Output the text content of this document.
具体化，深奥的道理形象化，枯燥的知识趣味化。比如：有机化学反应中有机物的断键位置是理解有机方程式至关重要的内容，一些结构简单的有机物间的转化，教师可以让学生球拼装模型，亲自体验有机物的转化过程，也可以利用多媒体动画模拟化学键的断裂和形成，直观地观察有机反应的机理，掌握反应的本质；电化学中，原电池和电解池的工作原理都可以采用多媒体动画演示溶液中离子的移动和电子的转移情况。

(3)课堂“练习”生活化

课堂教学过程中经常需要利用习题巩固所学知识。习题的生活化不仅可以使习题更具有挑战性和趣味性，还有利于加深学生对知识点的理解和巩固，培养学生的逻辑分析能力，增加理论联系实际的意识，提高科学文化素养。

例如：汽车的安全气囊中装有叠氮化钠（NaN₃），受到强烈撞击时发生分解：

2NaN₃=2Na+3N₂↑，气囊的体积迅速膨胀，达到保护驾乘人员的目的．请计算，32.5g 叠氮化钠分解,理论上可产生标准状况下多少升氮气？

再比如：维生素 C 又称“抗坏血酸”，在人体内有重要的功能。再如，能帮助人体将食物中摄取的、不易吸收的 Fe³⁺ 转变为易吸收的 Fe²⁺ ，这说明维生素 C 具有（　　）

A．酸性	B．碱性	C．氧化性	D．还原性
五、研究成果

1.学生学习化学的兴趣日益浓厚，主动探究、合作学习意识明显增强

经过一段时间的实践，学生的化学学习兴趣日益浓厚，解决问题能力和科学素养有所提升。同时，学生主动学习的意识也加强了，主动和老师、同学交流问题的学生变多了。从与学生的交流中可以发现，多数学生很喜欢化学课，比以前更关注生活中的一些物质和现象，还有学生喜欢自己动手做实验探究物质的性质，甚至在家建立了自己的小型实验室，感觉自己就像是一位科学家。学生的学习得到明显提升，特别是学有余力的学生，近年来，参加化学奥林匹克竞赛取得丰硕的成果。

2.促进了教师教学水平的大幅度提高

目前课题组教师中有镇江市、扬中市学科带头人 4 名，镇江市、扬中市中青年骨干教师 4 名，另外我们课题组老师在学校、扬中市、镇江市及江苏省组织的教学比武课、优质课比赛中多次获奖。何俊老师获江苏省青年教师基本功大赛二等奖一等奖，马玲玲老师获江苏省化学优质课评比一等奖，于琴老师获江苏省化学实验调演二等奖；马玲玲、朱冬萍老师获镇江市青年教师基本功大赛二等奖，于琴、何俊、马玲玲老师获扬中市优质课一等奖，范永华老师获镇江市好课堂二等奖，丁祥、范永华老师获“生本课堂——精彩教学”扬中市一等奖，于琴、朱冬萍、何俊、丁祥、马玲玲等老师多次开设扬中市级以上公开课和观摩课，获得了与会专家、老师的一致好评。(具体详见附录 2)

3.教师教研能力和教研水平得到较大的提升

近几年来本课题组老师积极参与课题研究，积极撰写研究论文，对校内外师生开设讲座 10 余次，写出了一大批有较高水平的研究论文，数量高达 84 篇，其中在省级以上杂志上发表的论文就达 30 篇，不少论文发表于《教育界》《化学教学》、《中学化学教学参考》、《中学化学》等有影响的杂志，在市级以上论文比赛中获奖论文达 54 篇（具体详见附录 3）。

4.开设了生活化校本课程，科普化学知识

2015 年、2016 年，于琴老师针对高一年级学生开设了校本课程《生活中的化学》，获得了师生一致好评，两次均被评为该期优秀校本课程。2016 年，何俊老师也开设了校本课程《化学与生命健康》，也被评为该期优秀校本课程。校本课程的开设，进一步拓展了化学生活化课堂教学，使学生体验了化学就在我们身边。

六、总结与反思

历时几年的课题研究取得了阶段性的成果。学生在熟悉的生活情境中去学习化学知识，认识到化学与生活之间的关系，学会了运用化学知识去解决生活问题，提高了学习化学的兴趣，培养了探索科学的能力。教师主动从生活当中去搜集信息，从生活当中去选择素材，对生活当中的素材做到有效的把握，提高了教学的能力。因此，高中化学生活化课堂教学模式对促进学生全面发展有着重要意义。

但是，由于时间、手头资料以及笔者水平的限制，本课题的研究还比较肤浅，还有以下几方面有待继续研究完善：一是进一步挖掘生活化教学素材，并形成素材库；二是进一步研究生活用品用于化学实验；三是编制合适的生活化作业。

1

────

◆ THE PROBLEM ◆
Output nothing but the number of lines in the data containing the string "具体详见附录".

◆ WORKED SOLUTION ◆
2